[Part of a data file]
======

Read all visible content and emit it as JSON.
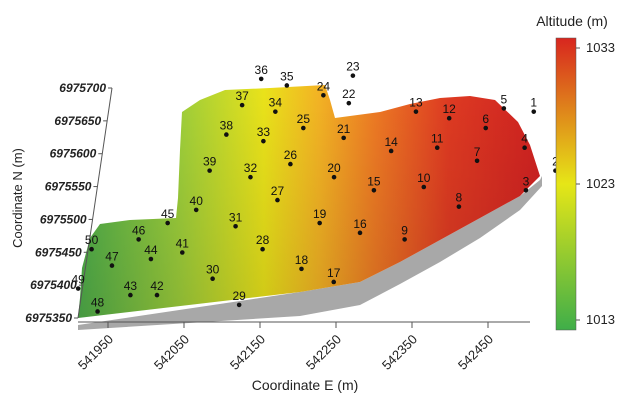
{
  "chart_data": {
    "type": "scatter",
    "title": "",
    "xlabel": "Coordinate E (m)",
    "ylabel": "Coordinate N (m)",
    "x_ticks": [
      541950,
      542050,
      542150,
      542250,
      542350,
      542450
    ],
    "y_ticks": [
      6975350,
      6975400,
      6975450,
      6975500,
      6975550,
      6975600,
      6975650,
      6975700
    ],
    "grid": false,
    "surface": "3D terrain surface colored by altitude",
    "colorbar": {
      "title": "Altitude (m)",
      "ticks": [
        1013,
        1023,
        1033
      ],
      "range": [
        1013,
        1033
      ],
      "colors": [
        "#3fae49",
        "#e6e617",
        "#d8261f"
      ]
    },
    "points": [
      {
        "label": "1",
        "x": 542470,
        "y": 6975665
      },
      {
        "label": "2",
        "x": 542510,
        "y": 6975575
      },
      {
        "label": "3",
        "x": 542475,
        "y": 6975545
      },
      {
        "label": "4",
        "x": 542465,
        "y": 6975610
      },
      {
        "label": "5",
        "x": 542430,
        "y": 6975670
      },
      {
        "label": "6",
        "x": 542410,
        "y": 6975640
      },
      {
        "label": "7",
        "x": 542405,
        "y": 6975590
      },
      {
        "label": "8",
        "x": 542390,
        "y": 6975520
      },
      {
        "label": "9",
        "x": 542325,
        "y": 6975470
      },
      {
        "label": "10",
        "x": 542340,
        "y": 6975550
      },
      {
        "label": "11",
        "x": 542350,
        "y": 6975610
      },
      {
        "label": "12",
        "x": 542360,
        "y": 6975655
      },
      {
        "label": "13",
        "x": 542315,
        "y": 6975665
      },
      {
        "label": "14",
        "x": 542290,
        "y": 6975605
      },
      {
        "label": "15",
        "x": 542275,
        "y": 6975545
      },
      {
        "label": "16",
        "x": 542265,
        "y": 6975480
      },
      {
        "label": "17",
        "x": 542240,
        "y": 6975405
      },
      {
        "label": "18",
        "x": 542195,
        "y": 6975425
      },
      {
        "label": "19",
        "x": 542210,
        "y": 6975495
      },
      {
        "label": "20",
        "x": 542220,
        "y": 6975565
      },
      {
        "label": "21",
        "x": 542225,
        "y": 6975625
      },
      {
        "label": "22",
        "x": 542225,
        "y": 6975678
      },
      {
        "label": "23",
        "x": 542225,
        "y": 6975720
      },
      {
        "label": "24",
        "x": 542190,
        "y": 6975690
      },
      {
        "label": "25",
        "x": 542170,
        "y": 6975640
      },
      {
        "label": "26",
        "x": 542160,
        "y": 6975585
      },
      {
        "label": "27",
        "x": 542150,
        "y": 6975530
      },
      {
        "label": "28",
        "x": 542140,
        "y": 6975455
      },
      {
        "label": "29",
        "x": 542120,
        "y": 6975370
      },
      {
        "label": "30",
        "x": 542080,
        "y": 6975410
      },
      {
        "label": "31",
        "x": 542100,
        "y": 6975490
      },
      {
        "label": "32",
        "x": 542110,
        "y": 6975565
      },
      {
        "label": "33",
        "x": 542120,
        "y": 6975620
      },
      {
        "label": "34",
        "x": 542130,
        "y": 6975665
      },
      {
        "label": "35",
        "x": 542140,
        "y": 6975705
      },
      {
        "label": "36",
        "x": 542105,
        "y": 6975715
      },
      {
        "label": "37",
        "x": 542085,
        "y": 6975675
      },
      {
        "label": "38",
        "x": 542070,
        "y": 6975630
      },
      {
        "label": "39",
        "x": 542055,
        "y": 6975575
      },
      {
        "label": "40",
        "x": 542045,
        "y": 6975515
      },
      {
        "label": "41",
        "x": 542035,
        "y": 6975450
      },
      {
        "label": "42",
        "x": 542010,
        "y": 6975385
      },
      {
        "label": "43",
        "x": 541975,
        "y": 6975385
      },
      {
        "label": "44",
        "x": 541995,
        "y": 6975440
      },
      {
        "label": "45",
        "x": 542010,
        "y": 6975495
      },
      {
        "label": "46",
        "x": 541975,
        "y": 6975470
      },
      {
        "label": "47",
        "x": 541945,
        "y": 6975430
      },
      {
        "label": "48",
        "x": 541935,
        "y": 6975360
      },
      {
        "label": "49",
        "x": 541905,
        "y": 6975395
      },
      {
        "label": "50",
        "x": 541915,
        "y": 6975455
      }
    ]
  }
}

======

**THE REQUEST**
Tally the lines of the preceding listing in which the word "Coordinate" appears; state nothing but the total.

**SOLUTION FOR THIS PROBLEM**
2